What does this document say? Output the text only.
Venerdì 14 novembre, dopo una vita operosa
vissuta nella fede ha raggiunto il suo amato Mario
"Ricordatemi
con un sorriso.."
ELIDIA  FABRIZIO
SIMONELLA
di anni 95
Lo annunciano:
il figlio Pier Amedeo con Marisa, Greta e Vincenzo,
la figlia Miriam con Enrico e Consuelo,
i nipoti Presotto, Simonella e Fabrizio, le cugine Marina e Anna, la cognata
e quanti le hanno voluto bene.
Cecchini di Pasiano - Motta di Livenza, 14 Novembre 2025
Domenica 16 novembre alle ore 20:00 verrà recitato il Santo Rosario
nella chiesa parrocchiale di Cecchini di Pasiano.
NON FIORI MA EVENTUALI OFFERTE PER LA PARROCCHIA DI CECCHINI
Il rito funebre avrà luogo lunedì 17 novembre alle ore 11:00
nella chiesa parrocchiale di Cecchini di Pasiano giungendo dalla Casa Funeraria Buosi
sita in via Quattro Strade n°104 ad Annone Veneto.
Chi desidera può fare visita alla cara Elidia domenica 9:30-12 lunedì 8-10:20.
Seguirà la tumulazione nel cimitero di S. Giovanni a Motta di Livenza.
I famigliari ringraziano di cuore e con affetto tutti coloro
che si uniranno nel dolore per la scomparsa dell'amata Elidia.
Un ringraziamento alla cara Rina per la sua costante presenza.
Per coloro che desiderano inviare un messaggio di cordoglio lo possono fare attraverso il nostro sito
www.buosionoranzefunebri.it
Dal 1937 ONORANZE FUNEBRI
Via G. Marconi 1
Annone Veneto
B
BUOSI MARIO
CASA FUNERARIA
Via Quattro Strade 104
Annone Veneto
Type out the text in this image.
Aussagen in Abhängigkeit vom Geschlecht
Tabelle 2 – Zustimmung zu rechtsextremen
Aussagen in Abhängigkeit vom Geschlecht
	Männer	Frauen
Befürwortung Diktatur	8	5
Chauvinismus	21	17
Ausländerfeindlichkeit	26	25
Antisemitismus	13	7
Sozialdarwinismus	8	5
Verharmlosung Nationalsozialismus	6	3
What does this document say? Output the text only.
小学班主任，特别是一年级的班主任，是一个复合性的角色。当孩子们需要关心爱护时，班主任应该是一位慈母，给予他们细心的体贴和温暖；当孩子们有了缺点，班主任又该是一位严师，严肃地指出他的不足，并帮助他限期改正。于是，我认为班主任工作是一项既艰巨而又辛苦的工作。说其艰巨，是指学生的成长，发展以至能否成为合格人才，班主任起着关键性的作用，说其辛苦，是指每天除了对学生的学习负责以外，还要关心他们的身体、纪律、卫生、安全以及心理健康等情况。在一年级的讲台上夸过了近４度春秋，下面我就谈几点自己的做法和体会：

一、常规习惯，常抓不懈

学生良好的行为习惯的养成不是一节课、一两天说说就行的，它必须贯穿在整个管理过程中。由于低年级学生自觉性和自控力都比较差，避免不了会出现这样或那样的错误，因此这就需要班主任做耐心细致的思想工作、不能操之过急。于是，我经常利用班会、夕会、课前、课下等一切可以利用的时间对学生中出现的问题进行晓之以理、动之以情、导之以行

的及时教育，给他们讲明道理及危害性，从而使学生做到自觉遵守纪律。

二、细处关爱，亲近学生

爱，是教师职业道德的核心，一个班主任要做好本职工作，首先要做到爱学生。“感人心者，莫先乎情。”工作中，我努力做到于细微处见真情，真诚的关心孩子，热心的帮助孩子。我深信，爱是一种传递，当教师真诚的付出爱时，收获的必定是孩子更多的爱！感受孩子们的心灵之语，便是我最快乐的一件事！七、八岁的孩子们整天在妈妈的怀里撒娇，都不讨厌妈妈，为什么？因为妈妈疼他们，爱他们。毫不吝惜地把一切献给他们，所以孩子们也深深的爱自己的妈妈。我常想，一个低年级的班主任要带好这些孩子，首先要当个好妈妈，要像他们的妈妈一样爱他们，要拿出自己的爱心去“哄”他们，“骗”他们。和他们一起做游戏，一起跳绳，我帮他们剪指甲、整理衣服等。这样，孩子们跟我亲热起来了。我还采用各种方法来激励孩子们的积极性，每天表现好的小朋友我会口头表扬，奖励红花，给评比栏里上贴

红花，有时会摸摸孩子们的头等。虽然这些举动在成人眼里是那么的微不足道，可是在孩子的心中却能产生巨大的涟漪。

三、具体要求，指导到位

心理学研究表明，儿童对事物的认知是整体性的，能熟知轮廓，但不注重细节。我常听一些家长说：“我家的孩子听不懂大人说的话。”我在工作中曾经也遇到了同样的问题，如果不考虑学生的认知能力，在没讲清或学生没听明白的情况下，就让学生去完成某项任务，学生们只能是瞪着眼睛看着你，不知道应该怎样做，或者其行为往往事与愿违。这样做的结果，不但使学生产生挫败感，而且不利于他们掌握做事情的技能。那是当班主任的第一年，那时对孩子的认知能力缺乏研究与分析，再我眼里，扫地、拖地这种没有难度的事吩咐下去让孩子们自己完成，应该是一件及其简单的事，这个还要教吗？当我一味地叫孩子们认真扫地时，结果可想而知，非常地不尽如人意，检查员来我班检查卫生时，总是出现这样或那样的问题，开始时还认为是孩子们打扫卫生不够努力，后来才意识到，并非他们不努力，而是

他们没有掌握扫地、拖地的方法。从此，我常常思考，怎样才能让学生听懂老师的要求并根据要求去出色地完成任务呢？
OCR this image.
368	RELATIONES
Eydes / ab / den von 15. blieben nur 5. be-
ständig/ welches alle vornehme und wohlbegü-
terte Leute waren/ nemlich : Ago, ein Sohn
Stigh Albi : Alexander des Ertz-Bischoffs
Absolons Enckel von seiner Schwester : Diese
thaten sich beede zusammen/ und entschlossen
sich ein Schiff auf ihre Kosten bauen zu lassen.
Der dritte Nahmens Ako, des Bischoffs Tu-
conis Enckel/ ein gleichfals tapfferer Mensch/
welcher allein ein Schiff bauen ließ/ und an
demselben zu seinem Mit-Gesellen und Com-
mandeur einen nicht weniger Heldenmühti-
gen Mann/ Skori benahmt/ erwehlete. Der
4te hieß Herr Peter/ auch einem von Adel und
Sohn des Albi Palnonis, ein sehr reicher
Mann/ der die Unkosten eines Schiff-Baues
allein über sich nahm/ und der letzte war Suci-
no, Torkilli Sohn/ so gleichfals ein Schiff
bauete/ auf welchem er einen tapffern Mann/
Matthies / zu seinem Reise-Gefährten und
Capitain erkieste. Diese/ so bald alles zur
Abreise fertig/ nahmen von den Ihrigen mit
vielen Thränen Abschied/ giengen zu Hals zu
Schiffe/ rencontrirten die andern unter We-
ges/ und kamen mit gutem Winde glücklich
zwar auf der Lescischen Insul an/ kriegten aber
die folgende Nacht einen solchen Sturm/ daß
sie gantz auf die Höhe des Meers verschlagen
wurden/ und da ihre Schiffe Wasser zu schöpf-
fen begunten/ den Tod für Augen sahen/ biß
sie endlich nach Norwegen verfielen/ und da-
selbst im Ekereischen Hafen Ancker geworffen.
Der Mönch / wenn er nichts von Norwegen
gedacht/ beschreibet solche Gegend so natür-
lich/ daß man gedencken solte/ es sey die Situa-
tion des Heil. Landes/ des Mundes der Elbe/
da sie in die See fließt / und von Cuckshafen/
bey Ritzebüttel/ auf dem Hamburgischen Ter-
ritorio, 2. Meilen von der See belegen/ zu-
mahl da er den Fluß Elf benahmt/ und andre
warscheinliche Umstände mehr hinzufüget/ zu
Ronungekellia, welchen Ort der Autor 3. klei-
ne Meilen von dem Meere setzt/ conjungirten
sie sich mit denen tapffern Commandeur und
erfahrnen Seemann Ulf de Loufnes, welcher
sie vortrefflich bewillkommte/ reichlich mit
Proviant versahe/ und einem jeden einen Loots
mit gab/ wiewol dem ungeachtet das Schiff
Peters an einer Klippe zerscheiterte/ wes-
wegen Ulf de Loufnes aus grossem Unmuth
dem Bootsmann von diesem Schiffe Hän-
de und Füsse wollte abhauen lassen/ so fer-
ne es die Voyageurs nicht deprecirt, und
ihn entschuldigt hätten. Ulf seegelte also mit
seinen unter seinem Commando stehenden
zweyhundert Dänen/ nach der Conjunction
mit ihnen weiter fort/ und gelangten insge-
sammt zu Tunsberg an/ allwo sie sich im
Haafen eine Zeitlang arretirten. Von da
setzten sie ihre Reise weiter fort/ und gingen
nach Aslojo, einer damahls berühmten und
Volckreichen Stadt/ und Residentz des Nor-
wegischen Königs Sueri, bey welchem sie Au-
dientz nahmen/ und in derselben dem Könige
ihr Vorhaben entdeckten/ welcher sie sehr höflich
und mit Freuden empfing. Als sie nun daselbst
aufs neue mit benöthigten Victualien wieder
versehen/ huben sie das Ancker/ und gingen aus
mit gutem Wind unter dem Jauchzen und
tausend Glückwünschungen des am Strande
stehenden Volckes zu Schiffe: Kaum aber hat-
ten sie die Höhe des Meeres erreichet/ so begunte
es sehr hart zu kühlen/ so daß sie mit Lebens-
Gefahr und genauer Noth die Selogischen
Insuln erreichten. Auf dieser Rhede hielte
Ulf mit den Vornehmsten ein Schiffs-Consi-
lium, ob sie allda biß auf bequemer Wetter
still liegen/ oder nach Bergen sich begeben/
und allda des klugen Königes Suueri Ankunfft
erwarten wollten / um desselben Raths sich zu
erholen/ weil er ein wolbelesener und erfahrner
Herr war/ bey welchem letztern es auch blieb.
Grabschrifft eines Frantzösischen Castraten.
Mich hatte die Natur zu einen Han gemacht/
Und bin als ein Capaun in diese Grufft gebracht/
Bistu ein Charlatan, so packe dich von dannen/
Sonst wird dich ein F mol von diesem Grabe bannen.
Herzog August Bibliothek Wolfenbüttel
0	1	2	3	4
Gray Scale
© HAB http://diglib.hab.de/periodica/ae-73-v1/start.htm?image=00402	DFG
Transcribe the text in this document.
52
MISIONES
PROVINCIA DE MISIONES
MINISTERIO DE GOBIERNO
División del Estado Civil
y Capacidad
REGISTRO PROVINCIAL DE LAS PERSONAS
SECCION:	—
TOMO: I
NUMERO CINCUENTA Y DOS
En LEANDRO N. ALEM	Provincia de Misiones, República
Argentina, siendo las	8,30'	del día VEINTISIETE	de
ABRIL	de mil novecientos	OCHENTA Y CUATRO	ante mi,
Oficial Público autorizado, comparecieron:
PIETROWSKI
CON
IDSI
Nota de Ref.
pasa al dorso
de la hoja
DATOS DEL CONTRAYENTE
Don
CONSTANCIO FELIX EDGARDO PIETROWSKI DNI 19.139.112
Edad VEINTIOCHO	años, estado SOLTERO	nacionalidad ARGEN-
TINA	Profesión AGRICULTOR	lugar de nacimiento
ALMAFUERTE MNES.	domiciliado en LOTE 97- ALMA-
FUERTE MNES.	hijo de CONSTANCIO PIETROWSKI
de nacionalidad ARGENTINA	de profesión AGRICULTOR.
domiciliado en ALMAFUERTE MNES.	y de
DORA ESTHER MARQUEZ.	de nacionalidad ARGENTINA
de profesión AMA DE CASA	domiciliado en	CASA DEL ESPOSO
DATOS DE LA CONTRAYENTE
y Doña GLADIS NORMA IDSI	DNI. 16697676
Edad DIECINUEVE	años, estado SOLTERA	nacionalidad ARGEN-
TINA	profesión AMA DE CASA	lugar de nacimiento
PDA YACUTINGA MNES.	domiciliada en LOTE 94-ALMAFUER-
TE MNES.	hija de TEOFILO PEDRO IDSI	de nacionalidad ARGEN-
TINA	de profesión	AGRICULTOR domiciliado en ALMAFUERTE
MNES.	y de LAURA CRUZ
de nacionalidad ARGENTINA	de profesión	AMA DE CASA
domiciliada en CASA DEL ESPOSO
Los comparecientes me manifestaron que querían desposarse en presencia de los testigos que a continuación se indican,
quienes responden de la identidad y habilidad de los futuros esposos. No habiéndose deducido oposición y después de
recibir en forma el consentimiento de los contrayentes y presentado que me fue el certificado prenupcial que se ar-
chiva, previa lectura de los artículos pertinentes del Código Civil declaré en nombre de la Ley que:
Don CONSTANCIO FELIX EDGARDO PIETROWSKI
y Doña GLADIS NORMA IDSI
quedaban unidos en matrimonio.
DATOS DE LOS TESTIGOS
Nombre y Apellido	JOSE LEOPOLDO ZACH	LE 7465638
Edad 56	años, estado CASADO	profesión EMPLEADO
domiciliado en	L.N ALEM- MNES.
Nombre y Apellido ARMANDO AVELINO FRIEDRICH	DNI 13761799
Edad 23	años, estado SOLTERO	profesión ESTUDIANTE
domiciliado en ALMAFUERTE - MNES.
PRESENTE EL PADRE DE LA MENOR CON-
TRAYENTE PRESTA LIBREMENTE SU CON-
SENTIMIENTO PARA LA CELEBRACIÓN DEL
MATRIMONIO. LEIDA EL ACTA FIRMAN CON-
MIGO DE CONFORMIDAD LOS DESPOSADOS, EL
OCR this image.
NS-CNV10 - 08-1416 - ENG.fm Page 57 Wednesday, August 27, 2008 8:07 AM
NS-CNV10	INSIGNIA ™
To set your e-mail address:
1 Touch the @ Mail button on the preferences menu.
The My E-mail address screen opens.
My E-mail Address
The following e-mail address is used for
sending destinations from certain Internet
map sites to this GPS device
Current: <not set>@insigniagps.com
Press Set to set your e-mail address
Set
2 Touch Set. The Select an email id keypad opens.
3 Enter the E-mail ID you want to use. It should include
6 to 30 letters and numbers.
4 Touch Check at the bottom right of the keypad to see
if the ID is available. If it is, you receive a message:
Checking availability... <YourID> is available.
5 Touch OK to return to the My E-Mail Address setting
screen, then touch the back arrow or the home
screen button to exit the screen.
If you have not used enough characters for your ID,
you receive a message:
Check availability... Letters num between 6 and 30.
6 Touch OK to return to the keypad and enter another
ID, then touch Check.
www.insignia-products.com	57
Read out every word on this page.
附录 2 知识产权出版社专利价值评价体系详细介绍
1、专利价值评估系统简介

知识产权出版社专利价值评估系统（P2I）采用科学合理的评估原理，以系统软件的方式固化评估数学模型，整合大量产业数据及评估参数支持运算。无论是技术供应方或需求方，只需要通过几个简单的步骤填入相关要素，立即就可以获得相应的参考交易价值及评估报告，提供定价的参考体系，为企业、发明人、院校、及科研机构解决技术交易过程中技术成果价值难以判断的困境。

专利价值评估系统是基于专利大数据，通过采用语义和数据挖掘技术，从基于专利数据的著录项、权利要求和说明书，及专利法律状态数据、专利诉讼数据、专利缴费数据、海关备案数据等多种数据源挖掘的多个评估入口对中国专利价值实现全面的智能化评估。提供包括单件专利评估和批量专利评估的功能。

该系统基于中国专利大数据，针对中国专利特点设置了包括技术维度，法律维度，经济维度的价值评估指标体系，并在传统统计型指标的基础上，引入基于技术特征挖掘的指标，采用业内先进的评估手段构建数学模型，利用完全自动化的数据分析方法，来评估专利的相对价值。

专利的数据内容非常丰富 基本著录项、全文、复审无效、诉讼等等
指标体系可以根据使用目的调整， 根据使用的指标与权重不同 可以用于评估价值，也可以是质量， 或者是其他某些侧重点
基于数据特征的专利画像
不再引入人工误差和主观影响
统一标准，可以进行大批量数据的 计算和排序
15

════════

# To be done
Determine the number of lines in the entries above where the string "August" appears. Answer with the number alone.

# Written response
2